=== Stored data ===
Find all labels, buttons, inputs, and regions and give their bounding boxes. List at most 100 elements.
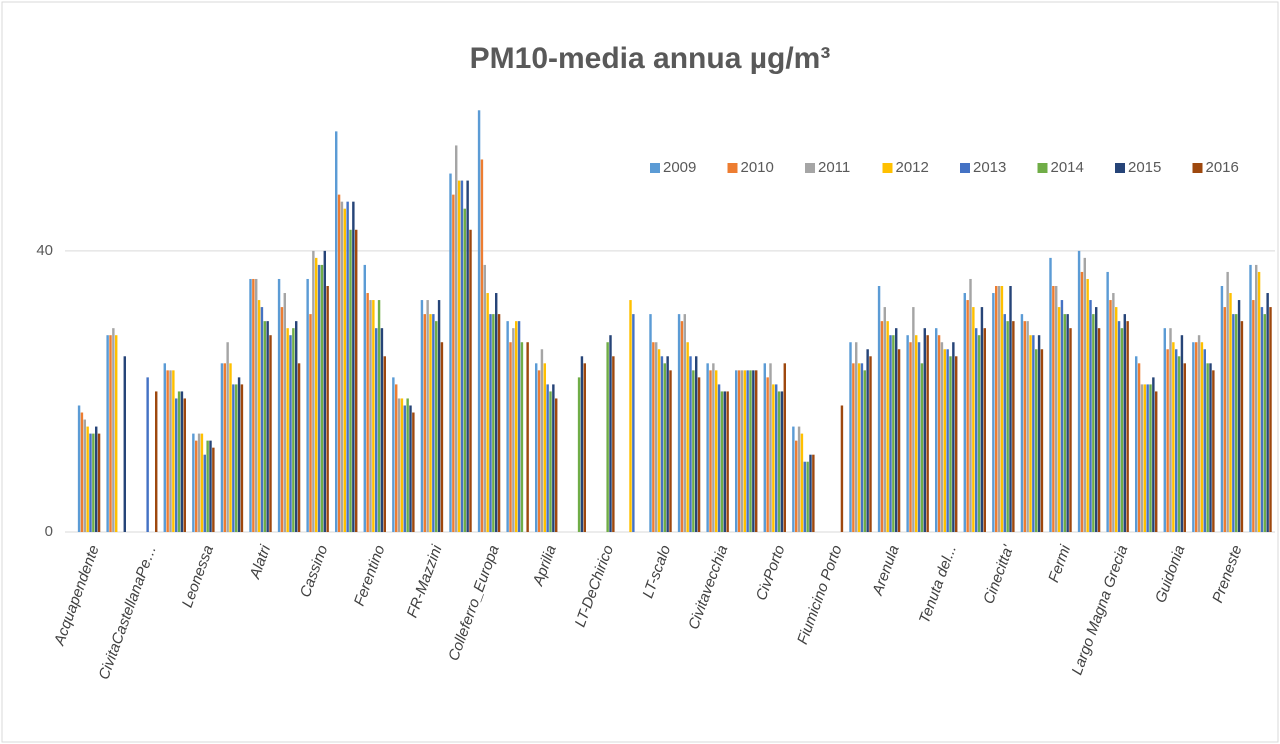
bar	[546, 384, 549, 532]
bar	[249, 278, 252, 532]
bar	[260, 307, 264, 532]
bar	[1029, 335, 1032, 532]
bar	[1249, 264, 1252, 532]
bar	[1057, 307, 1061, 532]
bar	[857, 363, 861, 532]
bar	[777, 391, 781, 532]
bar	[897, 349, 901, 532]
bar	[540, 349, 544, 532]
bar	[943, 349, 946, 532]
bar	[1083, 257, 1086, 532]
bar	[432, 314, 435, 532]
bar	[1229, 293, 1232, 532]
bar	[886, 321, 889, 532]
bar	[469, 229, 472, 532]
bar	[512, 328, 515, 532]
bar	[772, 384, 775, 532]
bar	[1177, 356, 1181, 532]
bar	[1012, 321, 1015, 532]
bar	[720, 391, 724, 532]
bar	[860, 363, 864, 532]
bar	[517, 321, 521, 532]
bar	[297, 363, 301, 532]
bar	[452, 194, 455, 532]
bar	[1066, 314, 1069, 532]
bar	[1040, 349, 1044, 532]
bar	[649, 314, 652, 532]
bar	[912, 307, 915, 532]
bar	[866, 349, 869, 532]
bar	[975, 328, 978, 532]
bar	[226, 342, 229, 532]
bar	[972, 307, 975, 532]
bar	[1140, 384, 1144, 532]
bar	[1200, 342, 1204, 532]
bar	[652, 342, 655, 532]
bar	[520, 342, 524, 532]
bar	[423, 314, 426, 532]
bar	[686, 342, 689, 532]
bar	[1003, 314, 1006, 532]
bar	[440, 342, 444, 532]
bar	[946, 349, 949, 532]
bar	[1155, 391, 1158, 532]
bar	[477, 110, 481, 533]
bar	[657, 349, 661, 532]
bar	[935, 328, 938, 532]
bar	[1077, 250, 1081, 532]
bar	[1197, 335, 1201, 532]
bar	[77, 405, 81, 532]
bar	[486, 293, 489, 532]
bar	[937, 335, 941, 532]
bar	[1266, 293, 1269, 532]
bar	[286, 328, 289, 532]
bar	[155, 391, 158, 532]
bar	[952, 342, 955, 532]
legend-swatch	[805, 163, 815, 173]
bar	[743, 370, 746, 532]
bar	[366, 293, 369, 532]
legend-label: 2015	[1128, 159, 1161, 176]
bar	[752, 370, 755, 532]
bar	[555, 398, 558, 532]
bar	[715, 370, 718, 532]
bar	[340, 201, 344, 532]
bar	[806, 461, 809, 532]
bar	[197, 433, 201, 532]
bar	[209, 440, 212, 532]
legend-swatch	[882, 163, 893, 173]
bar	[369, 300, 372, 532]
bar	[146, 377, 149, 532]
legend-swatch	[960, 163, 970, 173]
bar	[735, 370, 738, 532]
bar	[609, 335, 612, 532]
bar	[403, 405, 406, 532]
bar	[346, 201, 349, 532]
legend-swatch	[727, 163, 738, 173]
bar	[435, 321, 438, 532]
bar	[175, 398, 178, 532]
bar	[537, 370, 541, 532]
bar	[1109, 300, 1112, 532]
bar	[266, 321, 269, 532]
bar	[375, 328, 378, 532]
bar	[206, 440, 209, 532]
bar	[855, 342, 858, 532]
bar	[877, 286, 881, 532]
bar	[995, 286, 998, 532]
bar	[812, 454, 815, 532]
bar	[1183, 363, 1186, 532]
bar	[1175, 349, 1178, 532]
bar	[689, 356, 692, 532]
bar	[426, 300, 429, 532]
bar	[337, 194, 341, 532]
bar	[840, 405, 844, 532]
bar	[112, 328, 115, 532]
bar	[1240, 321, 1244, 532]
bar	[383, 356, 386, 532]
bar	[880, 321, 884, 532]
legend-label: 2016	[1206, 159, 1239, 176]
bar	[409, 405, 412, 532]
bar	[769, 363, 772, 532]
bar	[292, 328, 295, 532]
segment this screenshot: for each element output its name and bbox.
===
=== Stored data ===
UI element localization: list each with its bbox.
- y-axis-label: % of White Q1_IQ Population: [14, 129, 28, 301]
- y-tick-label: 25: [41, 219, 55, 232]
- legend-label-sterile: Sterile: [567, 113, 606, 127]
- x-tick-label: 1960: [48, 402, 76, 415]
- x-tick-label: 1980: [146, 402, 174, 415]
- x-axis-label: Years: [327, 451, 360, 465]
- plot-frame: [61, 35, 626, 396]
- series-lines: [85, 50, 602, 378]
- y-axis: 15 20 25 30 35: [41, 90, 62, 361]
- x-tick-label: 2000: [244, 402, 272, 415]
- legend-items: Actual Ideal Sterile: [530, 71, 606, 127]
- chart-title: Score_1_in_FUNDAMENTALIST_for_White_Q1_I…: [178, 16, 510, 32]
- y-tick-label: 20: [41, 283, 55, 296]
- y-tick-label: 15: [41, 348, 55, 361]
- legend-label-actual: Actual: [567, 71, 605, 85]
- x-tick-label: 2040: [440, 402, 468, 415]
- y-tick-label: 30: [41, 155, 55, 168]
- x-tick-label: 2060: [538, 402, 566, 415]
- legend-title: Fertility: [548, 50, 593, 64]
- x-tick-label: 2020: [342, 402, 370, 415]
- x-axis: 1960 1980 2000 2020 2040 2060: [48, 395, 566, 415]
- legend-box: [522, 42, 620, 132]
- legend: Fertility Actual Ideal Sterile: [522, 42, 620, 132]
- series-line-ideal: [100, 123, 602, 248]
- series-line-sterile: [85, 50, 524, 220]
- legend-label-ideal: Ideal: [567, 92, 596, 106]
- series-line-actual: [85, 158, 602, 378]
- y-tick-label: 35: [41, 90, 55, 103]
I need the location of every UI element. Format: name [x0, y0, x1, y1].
===
■ **Exercise brief**:
In the data, take the lines starting at the one containing "384, 549, 532]" and ending at the one containing "257, 1086, 532]". Write out only those lines, substituting "column" for "bar" and leaving everything else unchanged.

■ **Solution for this exercise**:
column	[546, 384, 549, 532]
column	[249, 278, 252, 532]
column	[260, 307, 264, 532]
column	[1029, 335, 1032, 532]
column	[1249, 264, 1252, 532]
column	[1057, 307, 1061, 532]
column	[857, 363, 861, 532]
column	[777, 391, 781, 532]
column	[897, 349, 901, 532]
column	[540, 349, 544, 532]
column	[943, 349, 946, 532]
column	[1083, 257, 1086, 532]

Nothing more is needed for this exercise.